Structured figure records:
########
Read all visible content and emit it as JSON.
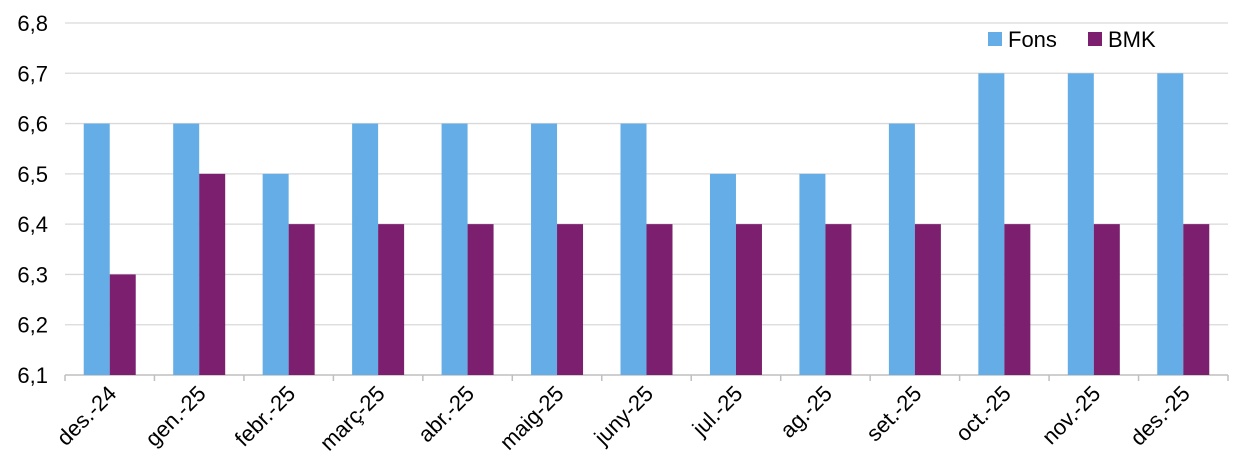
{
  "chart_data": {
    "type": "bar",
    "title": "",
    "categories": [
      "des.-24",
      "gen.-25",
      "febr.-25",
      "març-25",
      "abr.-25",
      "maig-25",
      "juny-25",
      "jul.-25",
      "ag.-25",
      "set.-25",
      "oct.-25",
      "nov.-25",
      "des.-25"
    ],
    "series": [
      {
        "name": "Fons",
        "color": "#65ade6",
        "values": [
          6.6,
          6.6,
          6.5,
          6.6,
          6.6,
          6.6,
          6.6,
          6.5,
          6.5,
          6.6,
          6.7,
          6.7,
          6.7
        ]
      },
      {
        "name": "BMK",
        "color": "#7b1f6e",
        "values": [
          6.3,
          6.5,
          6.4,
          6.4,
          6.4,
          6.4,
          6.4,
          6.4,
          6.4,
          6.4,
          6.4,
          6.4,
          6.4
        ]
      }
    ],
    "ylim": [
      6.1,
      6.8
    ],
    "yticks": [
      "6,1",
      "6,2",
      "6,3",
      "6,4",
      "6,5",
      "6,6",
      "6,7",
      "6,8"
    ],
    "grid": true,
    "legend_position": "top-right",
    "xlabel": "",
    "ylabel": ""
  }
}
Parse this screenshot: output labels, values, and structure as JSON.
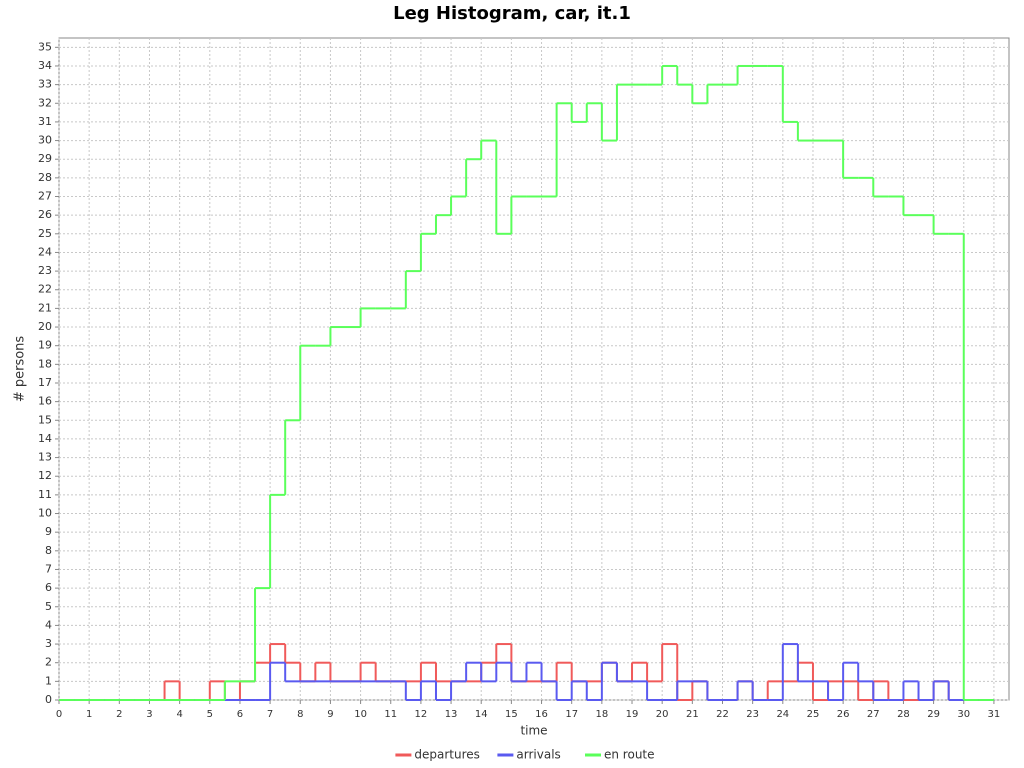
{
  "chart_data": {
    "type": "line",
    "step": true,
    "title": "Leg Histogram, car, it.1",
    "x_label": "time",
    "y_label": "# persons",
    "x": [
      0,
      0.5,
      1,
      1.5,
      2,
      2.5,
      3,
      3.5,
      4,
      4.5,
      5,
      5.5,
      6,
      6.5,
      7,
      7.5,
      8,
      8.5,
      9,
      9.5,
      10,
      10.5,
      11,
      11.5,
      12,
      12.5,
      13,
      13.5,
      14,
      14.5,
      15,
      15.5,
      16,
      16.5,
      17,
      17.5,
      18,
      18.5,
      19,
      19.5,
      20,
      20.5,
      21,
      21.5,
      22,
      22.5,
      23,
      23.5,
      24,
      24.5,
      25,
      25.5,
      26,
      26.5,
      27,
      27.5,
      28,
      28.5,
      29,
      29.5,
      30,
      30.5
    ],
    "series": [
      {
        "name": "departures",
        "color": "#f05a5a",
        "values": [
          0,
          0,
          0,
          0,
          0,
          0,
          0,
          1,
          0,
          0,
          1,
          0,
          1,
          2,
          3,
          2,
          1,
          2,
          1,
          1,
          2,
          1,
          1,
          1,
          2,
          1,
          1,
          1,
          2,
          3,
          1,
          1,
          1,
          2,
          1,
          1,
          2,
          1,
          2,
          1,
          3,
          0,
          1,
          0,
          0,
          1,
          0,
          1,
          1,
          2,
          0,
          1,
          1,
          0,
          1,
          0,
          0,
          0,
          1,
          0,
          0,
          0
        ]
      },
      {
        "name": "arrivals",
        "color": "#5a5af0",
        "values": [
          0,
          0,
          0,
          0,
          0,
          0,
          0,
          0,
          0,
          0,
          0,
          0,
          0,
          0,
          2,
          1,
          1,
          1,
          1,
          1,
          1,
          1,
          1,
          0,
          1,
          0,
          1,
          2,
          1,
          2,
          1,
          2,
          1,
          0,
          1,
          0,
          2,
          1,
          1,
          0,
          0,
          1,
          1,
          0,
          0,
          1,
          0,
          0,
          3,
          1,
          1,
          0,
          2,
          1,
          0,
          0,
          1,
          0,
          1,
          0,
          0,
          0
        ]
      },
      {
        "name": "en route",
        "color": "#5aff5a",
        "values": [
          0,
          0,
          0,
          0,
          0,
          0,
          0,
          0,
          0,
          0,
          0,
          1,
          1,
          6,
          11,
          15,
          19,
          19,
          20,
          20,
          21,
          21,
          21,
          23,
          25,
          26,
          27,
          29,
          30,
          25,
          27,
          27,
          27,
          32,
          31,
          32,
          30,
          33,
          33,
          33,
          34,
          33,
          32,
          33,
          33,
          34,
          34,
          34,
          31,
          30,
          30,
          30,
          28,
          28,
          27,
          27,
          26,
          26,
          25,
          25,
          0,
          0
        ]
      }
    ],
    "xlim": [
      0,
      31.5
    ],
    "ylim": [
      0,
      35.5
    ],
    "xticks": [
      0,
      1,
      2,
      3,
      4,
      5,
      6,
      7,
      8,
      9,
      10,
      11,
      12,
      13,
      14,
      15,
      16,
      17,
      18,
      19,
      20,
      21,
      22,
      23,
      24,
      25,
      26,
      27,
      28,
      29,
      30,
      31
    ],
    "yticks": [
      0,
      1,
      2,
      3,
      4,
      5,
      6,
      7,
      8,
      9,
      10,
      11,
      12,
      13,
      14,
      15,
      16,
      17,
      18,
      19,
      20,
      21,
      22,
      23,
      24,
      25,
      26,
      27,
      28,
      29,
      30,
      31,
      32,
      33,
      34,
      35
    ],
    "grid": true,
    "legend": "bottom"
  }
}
########
§ **Exercise aim**
With the pictures left out, transcribe the material exactly.

§ **Expected output**
Read all visible content and emit it as JSON.
{
  "chart_data": {
    "type": "bar",
    "title": "",
    "categories": [
      "des.-24",
      "gen.-25",
      "febr.-25",
      "març-25",
      "abr.-25",
      "maig-25",
      "juny-25",
      "jul.-25",
      "ag.-25",
      "set.-25",
      "oct.-25",
      "nov.-25",
      "des.-25"
    ],
    "series": [
      {
        "name": "Fons",
        "color": "#65ade6",
        "values": [
          6.6,
          6.6,
          6.5,
          6.6,
          6.6,
          6.6,
          6.6,
          6.5,
          6.5,
          6.6,
          6.7,
          6.7,
          6.7
        ]
      },
      {
        "name": "BMK",
        "color": "#7b1f6e",
        "values": [
          6.3,
          6.5,
          6.4,
          6.4,
          6.4,
          6.4,
          6.4,
          6.4,
          6.4,
          6.4,
          6.4,
          6.4,
          6.4
        ]
      }
    ],
    "ylim": [
      6.1,
      6.8
    ],
    "yticks": [
      "6,1",
      "6,2",
      "6,3",
      "6,4",
      "6,5",
      "6,6",
      "6,7",
      "6,8"
    ],
    "grid": true,
    "legend_position": "top-right",
    "xlabel": "",
    "ylabel": ""
  }
}
Parse this screenshot: output labels, values, and structure as JSON.
{
  "chart_data": {
    "type": "line",
    "step": true,
    "title": "Leg Histogram, car, it.1",
    "x_label": "time",
    "y_label": "# persons",
    "x": [
      0,
      0.5,
      1,
      1.5,
      2,
      2.5,
      3,
      3.5,
      4,
      4.5,
      5,
      5.5,
      6,
      6.5,
      7,
      7.5,
      8,
      8.5,
      9,
      9.5,
      10,
      10.5,
      11,
      11.5,
      12,
      12.5,
      13,
      13.5,
      14,
      14.5,
      15,
      15.5,
      16,
      16.5,
      17,
      17.5,
      18,
      18.5,
      19,
      19.5,
      20,
      20.5,
      21,
      21.5,
      22,
      22.5,
      23,
      23.5,
      24,
      24.5,
      25,
      25.5,
      26,
      26.5,
      27,
      27.5,
      28,
      28.5,
      29,
      29.5,
      30,
      30.5
    ],
    "series": [
      {
        "name": "departures",
        "color": "#f05a5a",
        "values": [
          0,
          0,
          0,
          0,
          0,
          0,
          0,
          1,
          0,
          0,
          1,
          0,
          1,
          2,
          3,
          2,
          1,
          2,
          1,
          1,
          2,
          1,
          1,
          1,
          2,
          1,
          1,
          1,
          2,
          3,
          1,
          1,
          1,
          2,
          1,
          1,
          2,
          1,
          2,
          1,
          3,
          0,
          1,
          0,
          0,
          1,
          0,
          1,
          1,
          2,
          0,
          1,
          1,
          0,
          1,
          0,
          0,
          0,
          1,
          0,
          0,
          0
        ]
      },
      {
        "name": "arrivals",
        "color": "#5a5af0",
        "values": [
          0,
          0,
          0,
          0,
          0,
          0,
          0,
          0,
          0,
          0,
          0,
          0,
          0,
          0,
          2,
          1,
          1,
          1,
          1,
          1,
          1,
          1,
          1,
          0,
          1,
          0,
          1,
          2,
          1,
          2,
          1,
          2,
          1,
          0,
          1,
          0,
          2,
          1,
          1,
          0,
          0,
          1,
          1,
          0,
          0,
          1,
          0,
          0,
          3,
          1,
          1,
          0,
          2,
          1,
          0,
          0,
          1,
          0,
          1,
          0,
          0,
          0
        ]
      },
      {
        "name": "en route",
        "color": "#5aff5a",
        "values": [
          0,
          0,
          0,
          0,
          0,
          0,
          0,
          0,
          0,
          0,
          0,
          1,
          1,
          6,
          11,
          15,
          19,
          19,
          20,
          20,
          21,
          21,
          21,
          23,
          25,
          26,
          27,
          29,
          30,
          25,
          27,
          27,
          27,
          32,
          31,
          32,
          30,
          33,
          33,
          33,
          34,
          33,
          32,
          33,
          33,
          34,
          34,
          34,
          31,
          30,
          30,
          30,
          28,
          28,
          27,
          27,
          26,
          26,
          25,
          25,
          0,
          0
        ]
      }
    ],
    "xlim": [
      0,
      31.5
    ],
    "ylim": [
      0,
      35.5
    ],
    "xticks": [
      0,
      1,
      2,
      3,
      4,
      5,
      6,
      7,
      8,
      9,
      10,
      11,
      12,
      13,
      14,
      15,
      16,
      17,
      18,
      19,
      20,
      21,
      22,
      23,
      24,
      25,
      26,
      27,
      28,
      29,
      30,
      31
    ],
    "yticks": [
      0,
      1,
      2,
      3,
      4,
      5,
      6,
      7,
      8,
      9,
      10,
      11,
      12,
      13,
      14,
      15,
      16,
      17,
      18,
      19,
      20,
      21,
      22,
      23,
      24,
      25,
      26,
      27,
      28,
      29,
      30,
      31,
      32,
      33,
      34,
      35
    ],
    "grid": true,
    "legend": "bottom"
  }
}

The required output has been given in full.